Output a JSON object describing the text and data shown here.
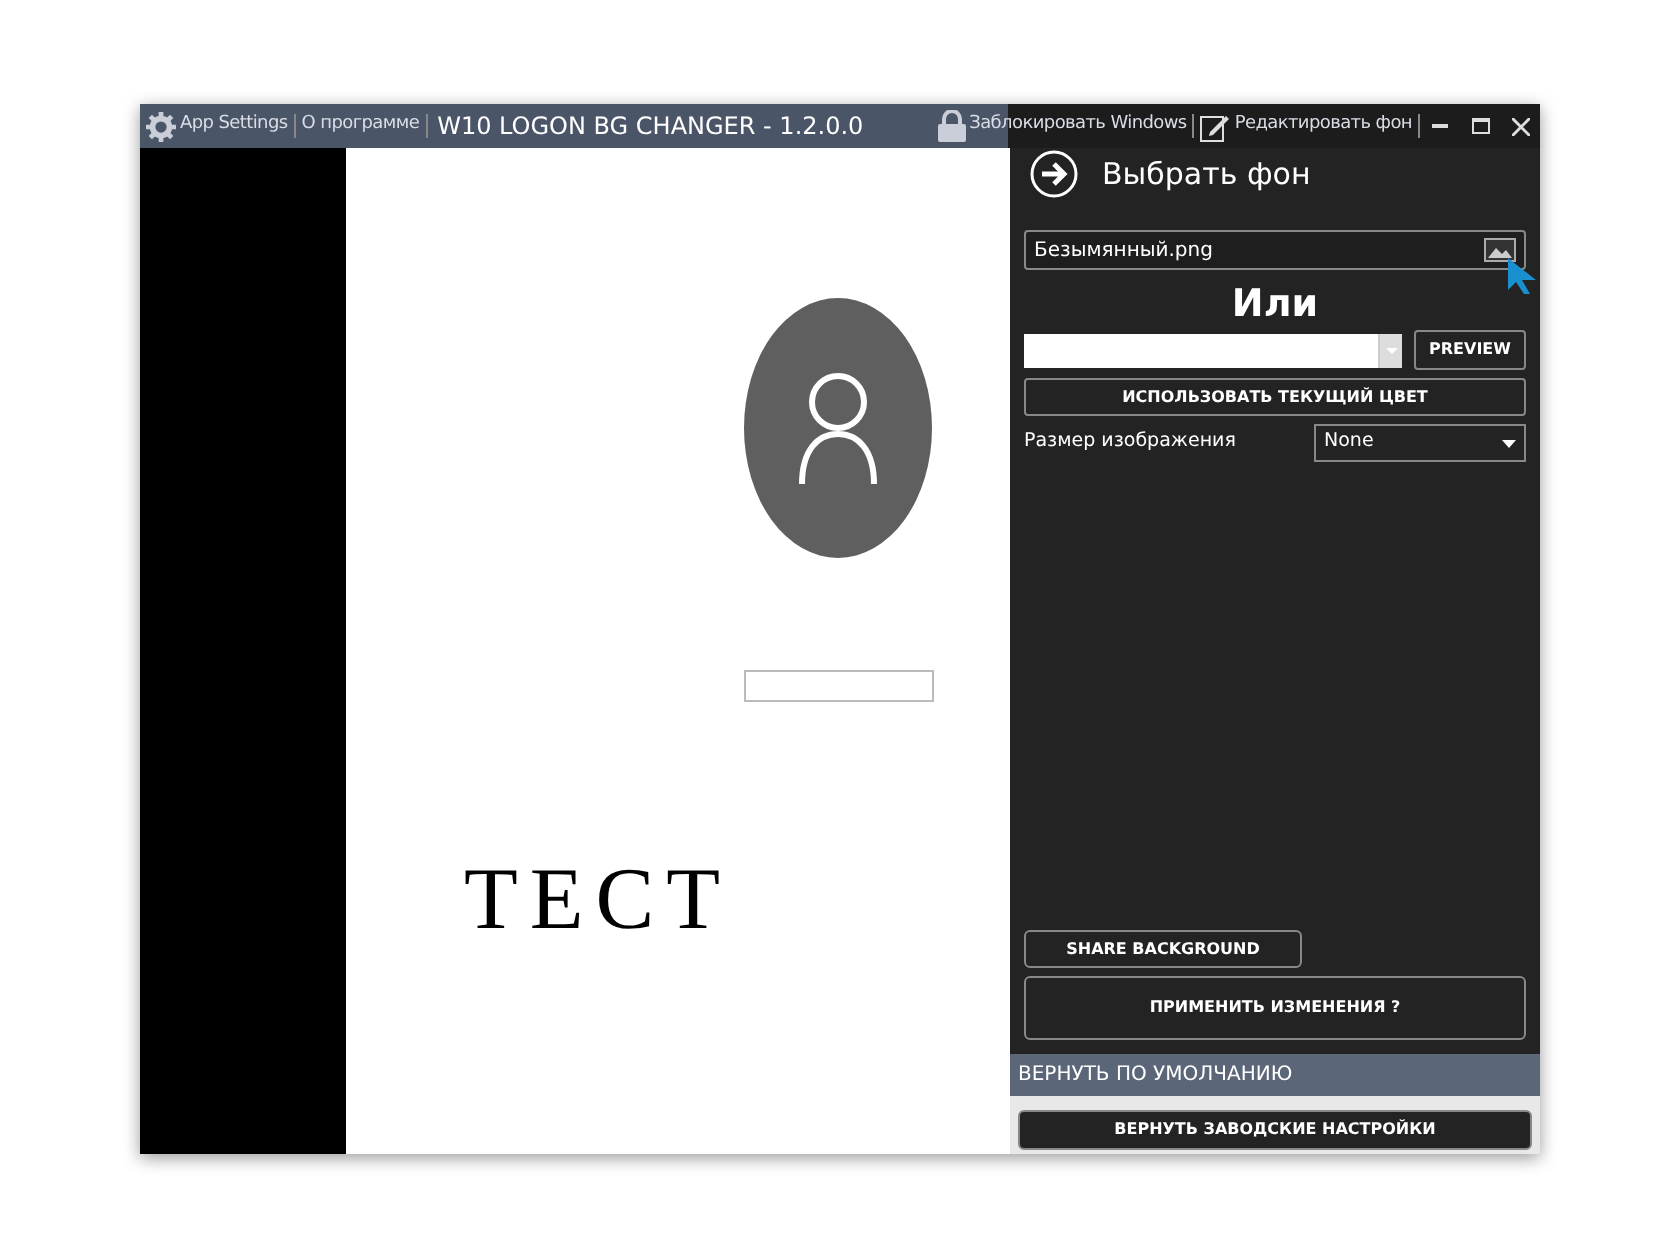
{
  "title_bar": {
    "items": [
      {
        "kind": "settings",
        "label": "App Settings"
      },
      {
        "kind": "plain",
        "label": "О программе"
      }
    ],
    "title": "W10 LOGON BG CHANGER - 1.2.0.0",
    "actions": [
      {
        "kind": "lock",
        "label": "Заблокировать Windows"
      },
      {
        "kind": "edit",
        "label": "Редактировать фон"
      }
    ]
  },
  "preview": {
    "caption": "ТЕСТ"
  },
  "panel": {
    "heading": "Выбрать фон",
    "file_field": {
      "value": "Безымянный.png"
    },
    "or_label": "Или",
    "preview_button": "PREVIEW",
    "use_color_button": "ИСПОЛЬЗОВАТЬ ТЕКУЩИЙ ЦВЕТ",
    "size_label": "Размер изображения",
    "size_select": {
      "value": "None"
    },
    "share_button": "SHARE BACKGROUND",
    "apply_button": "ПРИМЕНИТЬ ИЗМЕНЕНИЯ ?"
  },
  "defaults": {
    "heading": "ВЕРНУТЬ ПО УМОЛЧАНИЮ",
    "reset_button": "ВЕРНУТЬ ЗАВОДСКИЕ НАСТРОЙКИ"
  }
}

STATED TASK:
Each entry above is to be written out again unchanged, apart from the pictures, which are left out.

RESPONSE:
Output a JSON object describing the text and data shown here.
{
  "title_bar": {
    "items": [
      {
        "kind": "settings",
        "label": "App Settings"
      },
      {
        "kind": "plain",
        "label": "О программе"
      }
    ],
    "title": "W10 LOGON BG CHANGER - 1.2.0.0",
    "actions": [
      {
        "kind": "lock",
        "label": "Заблокировать Windows"
      },
      {
        "kind": "edit",
        "label": "Редактировать фон"
      }
    ]
  },
  "preview": {
    "caption": "ТЕСТ"
  },
  "panel": {
    "heading": "Выбрать фон",
    "file_field": {
      "value": "Безымянный.png"
    },
    "or_label": "Или",
    "preview_button": "PREVIEW",
    "use_color_button": "ИСПОЛЬЗОВАТЬ ТЕКУЩИЙ ЦВЕТ",
    "size_label": "Размер изображения",
    "size_select": {
      "value": "None"
    },
    "share_button": "SHARE BACKGROUND",
    "apply_button": "ПРИМЕНИТЬ ИЗМЕНЕНИЯ ?"
  },
  "defaults": {
    "heading": "ВЕРНУТЬ ПО УМОЛЧАНИЮ",
    "reset_button": "ВЕРНУТЬ ЗАВОДСКИЕ НАСТРОЙКИ"
  }
}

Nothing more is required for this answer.